> _DATASET EXCERPTS_:
· · · ·

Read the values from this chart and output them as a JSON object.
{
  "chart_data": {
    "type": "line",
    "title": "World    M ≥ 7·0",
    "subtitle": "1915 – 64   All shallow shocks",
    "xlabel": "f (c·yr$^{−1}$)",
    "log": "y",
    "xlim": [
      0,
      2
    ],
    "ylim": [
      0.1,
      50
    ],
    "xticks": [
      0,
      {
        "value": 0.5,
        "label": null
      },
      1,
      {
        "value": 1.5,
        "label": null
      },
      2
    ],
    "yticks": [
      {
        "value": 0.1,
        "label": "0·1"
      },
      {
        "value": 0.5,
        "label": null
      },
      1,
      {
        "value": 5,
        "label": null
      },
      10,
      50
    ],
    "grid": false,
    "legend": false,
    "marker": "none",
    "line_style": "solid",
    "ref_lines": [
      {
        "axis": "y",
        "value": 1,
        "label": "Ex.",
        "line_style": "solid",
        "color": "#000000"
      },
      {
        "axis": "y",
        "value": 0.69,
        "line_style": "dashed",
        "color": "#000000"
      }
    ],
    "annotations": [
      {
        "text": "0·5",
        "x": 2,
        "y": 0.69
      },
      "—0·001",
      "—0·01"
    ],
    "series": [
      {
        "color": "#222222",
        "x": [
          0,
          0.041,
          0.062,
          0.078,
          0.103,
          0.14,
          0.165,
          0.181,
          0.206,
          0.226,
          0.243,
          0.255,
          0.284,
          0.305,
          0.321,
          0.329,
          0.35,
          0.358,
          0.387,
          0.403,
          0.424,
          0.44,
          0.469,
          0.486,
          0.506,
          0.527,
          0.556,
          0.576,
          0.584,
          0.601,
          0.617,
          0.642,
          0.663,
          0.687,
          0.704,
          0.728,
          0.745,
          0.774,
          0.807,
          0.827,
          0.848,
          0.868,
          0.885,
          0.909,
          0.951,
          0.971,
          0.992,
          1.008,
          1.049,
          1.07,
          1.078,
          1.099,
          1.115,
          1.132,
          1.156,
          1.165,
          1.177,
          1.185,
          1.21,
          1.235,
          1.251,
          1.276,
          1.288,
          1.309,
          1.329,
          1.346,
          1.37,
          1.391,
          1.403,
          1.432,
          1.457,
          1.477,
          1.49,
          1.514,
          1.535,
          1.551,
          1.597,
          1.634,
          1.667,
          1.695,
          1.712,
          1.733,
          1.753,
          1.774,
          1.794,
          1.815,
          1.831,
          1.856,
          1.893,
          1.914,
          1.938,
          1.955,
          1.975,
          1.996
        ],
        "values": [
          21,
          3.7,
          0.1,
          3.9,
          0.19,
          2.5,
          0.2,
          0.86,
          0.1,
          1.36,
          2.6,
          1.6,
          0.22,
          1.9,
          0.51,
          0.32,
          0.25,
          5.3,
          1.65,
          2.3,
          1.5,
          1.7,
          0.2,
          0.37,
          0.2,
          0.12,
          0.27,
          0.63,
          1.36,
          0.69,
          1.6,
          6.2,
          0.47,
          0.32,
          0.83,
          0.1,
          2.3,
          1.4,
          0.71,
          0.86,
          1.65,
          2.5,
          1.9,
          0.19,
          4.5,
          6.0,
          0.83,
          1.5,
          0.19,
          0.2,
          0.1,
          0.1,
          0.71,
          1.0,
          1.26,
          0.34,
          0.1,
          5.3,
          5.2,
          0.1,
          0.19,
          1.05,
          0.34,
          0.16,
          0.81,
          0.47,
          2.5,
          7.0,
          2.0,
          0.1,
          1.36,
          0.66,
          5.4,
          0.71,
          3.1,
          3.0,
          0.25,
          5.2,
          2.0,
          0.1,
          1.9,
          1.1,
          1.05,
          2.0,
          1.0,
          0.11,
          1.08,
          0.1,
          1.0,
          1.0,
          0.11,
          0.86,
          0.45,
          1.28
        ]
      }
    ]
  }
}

· · · ·

> _CHALLENGE_:
Return all of the entries exactly as written.

> _OUTPUT FOR THIS EXERCISE_:
Read the values from this chart and output them as a JSON object.
{
  "chart_data": {
    "type": "line",
    "title": "World    M ≥ 7·0",
    "subtitle": "1915 – 64   All shallow shocks",
    "xlabel": "f (c·yr$^{−1}$)",
    "log": "y",
    "xlim": [
      0,
      2
    ],
    "ylim": [
      0.1,
      50
    ],
    "xticks": [
      0,
      {
        "value": 0.5,
        "label": null
      },
      1,
      {
        "value": 1.5,
        "label": null
      },
      2
    ],
    "yticks": [
      {
        "value": 0.1,
        "label": "0·1"
      },
      {
        "value": 0.5,
        "label": null
      },
      1,
      {
        "value": 5,
        "label": null
      },
      10,
      50
    ],
    "grid": false,
    "legend": false,
    "marker": "none",
    "line_style": "solid",
    "ref_lines": [
      {
        "axis": "y",
        "value": 1,
        "label": "Ex.",
        "line_style": "solid",
        "color": "#000000"
      },
      {
        "axis": "y",
        "value": 0.69,
        "line_style": "dashed",
        "color": "#000000"
      }
    ],
    "annotations": [
      {
        "text": "0·5",
        "x": 2,
        "y": 0.69
      },
      "—0·001",
      "—0·01"
    ],
    "series": [
      {
        "color": "#222222",
        "x": [
          0,
          0.041,
          0.062,
          0.078,
          0.103,
          0.14,
          0.165,
          0.181,
          0.206,
          0.226,
          0.243,
          0.255,
          0.284,
          0.305,
          0.321,
          0.329,
          0.35,
          0.358,
          0.387,
          0.403,
          0.424,
          0.44,
          0.469,
          0.486,
          0.506,
          0.527,
          0.556,
          0.576,
          0.584,
          0.601,
          0.617,
          0.642,
          0.663,
          0.687,
          0.704,
          0.728,
          0.745,
          0.774,
          0.807,
          0.827,
          0.848,
          0.868,
          0.885,
          0.909,
          0.951,
          0.971,
          0.992,
          1.008,
          1.049,
          1.07,
          1.078,
          1.099,
          1.115,
          1.132,
          1.156,
          1.165,
          1.177,
          1.185,
          1.21,
          1.235,
          1.251,
          1.276,
          1.288,
          1.309,
          1.329,
          1.346,
          1.37,
          1.391,
          1.403,
          1.432,
          1.457,
          1.477,
          1.49,
          1.514,
          1.535,
          1.551,
          1.597,
          1.634,
          1.667,
          1.695,
          1.712,
          1.733,
          1.753,
          1.774,
          1.794,
          1.815,
          1.831,
          1.856,
          1.893,
          1.914,
          1.938,
          1.955,
          1.975,
          1.996
        ],
        "values": [
          21,
          3.7,
          0.1,
          3.9,
          0.19,
          2.5,
          0.2,
          0.86,
          0.1,
          1.36,
          2.6,
          1.6,
          0.22,
          1.9,
          0.51,
          0.32,
          0.25,
          5.3,
          1.65,
          2.3,
          1.5,
          1.7,
          0.2,
          0.37,
          0.2,
          0.12,
          0.27,
          0.63,
          1.36,
          0.69,
          1.6,
          6.2,
          0.47,
          0.32,
          0.83,
          0.1,
          2.3,
          1.4,
          0.71,
          0.86,
          1.65,
          2.5,
          1.9,
          0.19,
          4.5,
          6.0,
          0.83,
          1.5,
          0.19,
          0.2,
          0.1,
          0.1,
          0.71,
          1.0,
          1.26,
          0.34,
          0.1,
          5.3,
          5.2,
          0.1,
          0.19,
          1.05,
          0.34,
          0.16,
          0.81,
          0.47,
          2.5,
          7.0,
          2.0,
          0.1,
          1.36,
          0.66,
          5.4,
          0.71,
          3.1,
          3.0,
          0.25,
          5.2,
          2.0,
          0.1,
          1.9,
          1.1,
          1.05,
          2.0,
          1.0,
          0.11,
          1.08,
          0.1,
          1.0,
          1.0,
          0.11,
          0.86,
          0.45,
          1.28
        ]
      }
    ]
  }
}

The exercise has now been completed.